### [Stored data entries]
◇ ◇ ◇ ◇

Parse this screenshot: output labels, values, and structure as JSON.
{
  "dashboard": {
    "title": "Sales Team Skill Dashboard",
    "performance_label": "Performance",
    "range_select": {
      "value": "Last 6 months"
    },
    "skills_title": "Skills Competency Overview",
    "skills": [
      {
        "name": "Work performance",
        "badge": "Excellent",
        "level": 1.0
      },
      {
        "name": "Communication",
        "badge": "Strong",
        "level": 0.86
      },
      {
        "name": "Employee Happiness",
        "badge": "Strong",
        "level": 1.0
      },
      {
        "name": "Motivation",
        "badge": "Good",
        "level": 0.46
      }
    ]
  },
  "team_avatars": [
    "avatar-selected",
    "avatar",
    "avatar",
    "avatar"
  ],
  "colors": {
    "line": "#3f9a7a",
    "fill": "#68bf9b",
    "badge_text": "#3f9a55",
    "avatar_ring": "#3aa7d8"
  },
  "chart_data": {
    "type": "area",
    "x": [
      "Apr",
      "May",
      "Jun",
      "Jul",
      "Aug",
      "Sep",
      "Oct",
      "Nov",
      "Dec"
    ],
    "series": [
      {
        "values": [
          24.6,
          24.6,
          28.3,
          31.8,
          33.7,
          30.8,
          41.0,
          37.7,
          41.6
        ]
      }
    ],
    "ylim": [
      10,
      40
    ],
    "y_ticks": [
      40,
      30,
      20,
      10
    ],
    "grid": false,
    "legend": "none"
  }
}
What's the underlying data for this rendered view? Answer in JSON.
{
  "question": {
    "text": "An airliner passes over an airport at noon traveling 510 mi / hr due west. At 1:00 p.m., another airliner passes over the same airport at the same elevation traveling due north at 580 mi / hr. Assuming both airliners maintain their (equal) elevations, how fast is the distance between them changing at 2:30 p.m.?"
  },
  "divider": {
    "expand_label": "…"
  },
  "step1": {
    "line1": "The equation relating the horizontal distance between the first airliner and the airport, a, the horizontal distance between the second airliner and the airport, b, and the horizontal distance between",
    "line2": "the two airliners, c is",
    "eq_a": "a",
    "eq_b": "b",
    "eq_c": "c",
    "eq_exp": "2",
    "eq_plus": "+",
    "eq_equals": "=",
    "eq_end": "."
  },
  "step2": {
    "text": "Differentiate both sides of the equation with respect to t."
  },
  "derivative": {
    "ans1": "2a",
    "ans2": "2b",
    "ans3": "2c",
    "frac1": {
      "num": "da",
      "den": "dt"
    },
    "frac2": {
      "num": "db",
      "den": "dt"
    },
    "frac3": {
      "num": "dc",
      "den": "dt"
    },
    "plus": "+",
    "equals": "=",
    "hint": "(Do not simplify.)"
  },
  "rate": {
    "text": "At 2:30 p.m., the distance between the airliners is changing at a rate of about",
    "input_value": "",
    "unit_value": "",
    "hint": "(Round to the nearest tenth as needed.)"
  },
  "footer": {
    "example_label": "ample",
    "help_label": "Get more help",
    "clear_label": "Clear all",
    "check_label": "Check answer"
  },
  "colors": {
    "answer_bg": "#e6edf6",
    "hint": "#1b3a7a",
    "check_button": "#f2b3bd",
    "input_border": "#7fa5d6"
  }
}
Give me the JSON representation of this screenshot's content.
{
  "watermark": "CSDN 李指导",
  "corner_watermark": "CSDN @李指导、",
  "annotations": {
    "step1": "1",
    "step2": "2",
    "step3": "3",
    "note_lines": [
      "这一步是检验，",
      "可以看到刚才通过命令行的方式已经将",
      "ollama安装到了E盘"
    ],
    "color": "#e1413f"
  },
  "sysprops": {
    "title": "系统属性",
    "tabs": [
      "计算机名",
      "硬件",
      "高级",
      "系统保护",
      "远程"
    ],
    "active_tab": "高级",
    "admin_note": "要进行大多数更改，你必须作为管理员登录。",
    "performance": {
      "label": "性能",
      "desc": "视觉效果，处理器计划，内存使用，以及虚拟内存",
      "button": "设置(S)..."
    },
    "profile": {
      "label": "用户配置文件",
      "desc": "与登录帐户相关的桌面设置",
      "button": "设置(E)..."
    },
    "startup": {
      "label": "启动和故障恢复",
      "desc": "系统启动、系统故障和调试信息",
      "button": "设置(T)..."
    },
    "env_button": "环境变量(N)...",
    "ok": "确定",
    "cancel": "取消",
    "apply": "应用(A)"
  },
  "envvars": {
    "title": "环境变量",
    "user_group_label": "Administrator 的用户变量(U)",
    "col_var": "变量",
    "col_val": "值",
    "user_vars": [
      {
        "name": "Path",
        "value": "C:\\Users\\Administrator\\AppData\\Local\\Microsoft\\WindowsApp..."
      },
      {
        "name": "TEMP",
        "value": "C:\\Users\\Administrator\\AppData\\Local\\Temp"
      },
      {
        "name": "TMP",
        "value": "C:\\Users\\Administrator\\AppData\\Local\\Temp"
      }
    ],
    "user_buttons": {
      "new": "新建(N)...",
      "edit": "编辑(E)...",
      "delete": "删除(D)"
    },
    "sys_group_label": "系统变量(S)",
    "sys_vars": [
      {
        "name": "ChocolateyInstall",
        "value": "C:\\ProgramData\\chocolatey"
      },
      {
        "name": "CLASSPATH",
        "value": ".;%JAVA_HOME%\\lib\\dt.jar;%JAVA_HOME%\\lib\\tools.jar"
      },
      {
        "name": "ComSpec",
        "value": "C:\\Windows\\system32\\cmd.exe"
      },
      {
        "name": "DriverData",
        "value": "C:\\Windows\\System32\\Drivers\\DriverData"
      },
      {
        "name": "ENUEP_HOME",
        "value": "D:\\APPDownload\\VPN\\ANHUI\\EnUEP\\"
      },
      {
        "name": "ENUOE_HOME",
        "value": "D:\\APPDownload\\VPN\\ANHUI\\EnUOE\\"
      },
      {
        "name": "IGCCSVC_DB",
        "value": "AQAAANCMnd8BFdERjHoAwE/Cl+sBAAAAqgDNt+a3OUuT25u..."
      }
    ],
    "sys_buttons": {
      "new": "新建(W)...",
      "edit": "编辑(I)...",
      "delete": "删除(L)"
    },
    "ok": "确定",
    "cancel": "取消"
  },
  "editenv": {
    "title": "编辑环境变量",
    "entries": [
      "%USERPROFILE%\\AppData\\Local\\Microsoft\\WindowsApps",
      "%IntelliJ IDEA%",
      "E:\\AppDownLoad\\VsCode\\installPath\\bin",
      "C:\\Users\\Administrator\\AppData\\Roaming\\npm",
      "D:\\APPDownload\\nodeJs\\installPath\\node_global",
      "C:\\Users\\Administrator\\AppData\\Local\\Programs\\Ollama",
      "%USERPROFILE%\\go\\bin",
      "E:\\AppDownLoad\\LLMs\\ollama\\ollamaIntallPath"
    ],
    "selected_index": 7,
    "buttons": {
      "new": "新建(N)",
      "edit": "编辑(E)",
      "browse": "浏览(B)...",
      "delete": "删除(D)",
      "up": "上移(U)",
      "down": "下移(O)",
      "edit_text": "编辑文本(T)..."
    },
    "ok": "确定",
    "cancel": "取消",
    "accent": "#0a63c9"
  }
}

◇ ◇ ◇ ◇

### [Stated problem]
Set down every line of the listing above again, exactly as given.

### [Solution for this exercise]
Parse this screenshot: output labels, values, and structure as JSON.
{
  "dashboard": {
    "title": "Sales Team Skill Dashboard",
    "performance_label": "Performance",
    "range_select": {
      "value": "Last 6 months"
    },
    "skills_title": "Skills Competency Overview",
    "skills": [
      {
        "name": "Work performance",
        "badge": "Excellent",
        "level": 1.0
      },
      {
        "name": "Communication",
        "badge": "Strong",
        "level": 0.86
      },
      {
        "name": "Employee Happiness",
        "badge": "Strong",
        "level": 1.0
      },
      {
        "name": "Motivation",
        "badge": "Good",
        "level": 0.46
      }
    ]
  },
  "team_avatars": [
    "avatar-selected",
    "avatar",
    "avatar",
    "avatar"
  ],
  "colors": {
    "line": "#3f9a7a",
    "fill": "#68bf9b",
    "badge_text": "#3f9a55",
    "avatar_ring": "#3aa7d8"
  },
  "chart_data": {
    "type": "area",
    "x": [
      "Apr",
      "May",
      "Jun",
      "Jul",
      "Aug",
      "Sep",
      "Oct",
      "Nov",
      "Dec"
    ],
    "series": [
      {
        "values": [
          24.6,
          24.6,
          28.3,
          31.8,
          33.7,
          30.8,
          41.0,
          37.7,
          41.6
        ]
      }
    ],
    "ylim": [
      10,
      40
    ],
    "y_ticks": [
      40,
      30,
      20,
      10
    ],
    "grid": false,
    "legend": "none"
  }
}
What's the underlying data for this rendered view? Answer in JSON.
{
  "question": {
    "text": "An airliner passes over an airport at noon traveling 510 mi / hr due west. At 1:00 p.m., another airliner passes over the same airport at the same elevation traveling due north at 580 mi / hr. Assuming both airliners maintain their (equal) elevations, how fast is the distance between them changing at 2:30 p.m.?"
  },
  "divider": {
    "expand_label": "…"
  },
  "step1": {
    "line1": "The equation relating the horizontal distance between the first airliner and the airport, a, the horizontal distance between the second airliner and the airport, b, and the horizontal distance between",
    "line2": "the two airliners, c is",
    "eq_a": "a",
    "eq_b": "b",
    "eq_c": "c",
    "eq_exp": "2",
    "eq_plus": "+",
    "eq_equals": "=",
    "eq_end": "."
  },
  "step2": {
    "text": "Differentiate both sides of the equation with respect to t."
  },
  "derivative": {
    "ans1": "2a",
    "ans2": "2b",
    "ans3": "2c",
    "frac1": {
      "num": "da",
      "den": "dt"
    },
    "frac2": {
      "num": "db",
      "den": "dt"
    },
    "frac3": {
      "num": "dc",
      "den": "dt"
    },
    "plus": "+",
    "equals": "=",
    "hint": "(Do not simplify.)"
  },
  "rate": {
    "text": "At 2:30 p.m., the distance between the airliners is changing at a rate of about",
    "input_value": "",
    "unit_value": "",
    "hint": "(Round to the nearest tenth as needed.)"
  },
  "footer": {
    "example_label": "ample",
    "help_label": "Get more help",
    "clear_label": "Clear all",
    "check_label": "Check answer"
  },
  "colors": {
    "answer_bg": "#e6edf6",
    "hint": "#1b3a7a",
    "check_button": "#f2b3bd",
    "input_border": "#7fa5d6"
  }
}
Give me the JSON representation of this screenshot's content.
{
  "watermark": "CSDN 李指导",
  "corner_watermark": "CSDN @李指导、",
  "annotations": {
    "step1": "1",
    "step2": "2",
    "step3": "3",
    "note_lines": [
      "这一步是检验，",
      "可以看到刚才通过命令行的方式已经将",
      "ollama安装到了E盘"
    ],
    "color": "#e1413f"
  },
  "sysprops": {
    "title": "系统属性",
    "tabs": [
      "计算机名",
      "硬件",
      "高级",
      "系统保护",
      "远程"
    ],
    "active_tab": "高级",
    "admin_note": "要进行大多数更改，你必须作为管理员登录。",
    "performance": {
      "label": "性能",
      "desc": "视觉效果，处理器计划，内存使用，以及虚拟内存",
      "button": "设置(S)..."
    },
    "profile": {
      "label": "用户配置文件",
      "desc": "与登录帐户相关的桌面设置",
      "button": "设置(E)..."
    },
    "startup": {
      "label": "启动和故障恢复",
      "desc": "系统启动、系统故障和调试信息",
      "button": "设置(T)..."
    },
    "env_button": "环境变量(N)...",
    "ok": "确定",
    "cancel": "取消",
    "apply": "应用(A)"
  },
  "envvars": {
    "title": "环境变量",
    "user_group_label": "Administrator 的用户变量(U)",
    "col_var": "变量",
    "col_val": "值",
    "user_vars": [
      {
        "name": "Path",
        "value": "C:\\Users\\Administrator\\AppData\\Local\\Microsoft\\WindowsApp..."
      },
      {
        "name": "TEMP",
        "value": "C:\\Users\\Administrator\\AppData\\Local\\Temp"
      },
      {
        "name": "TMP",
        "value": "C:\\Users\\Administrator\\AppData\\Local\\Temp"
      }
    ],
    "user_buttons": {
      "new": "新建(N)...",
      "edit": "编辑(E)...",
      "delete": "删除(D)"
    },
    "sys_group_label": "系统变量(S)",
    "sys_vars": [
      {
        "name": "ChocolateyInstall",
        "value": "C:\\ProgramData\\chocolatey"
      },
      {
        "name": "CLASSPATH",
        "value": ".;%JAVA_HOME%\\lib\\dt.jar;%JAVA_HOME%\\lib\\tools.jar"
      },
      {
        "name": "ComSpec",
        "value": "C:\\Windows\\system32\\cmd.exe"
      },
      {
        "name": "DriverData",
        "value": "C:\\Windows\\System32\\Drivers\\DriverData"
      },
      {
        "name": "ENUEP_HOME",
        "value": "D:\\APPDownload\\VPN\\ANHUI\\EnUEP\\"
      },
      {
        "name": "ENUOE_HOME",
        "value": "D:\\APPDownload\\VPN\\ANHUI\\EnUOE\\"
      },
      {
        "name": "IGCCSVC_DB",
        "value": "AQAAANCMnd8BFdERjHoAwE/Cl+sBAAAAqgDNt+a3OUuT25u..."
      }
    ],
    "sys_buttons": {
      "new": "新建(W)...",
      "edit": "编辑(I)...",
      "delete": "删除(L)"
    },
    "ok": "确定",
    "cancel": "取消"
  },
  "editenv": {
    "title": "编辑环境变量",
    "entries": [
      "%USERPROFILE%\\AppData\\Local\\Microsoft\\WindowsApps",
      "%IntelliJ IDEA%",
      "E:\\AppDownLoad\\VsCode\\installPath\\bin",
      "C:\\Users\\Administrator\\AppData\\Roaming\\npm",
      "D:\\APPDownload\\nodeJs\\installPath\\node_global",
      "C:\\Users\\Administrator\\AppData\\Local\\Programs\\Ollama",
      "%USERPROFILE%\\go\\bin",
      "E:\\AppDownLoad\\LLMs\\ollama\\ollamaIntallPath"
    ],
    "selected_index": 7,
    "buttons": {
      "new": "新建(N)",
      "edit": "编辑(E)",
      "browse": "浏览(B)...",
      "delete": "删除(D)",
      "up": "上移(U)",
      "down": "下移(O)",
      "edit_text": "编辑文本(T)..."
    },
    "ok": "确定",
    "cancel": "取消",
    "accent": "#0a63c9"
  }
}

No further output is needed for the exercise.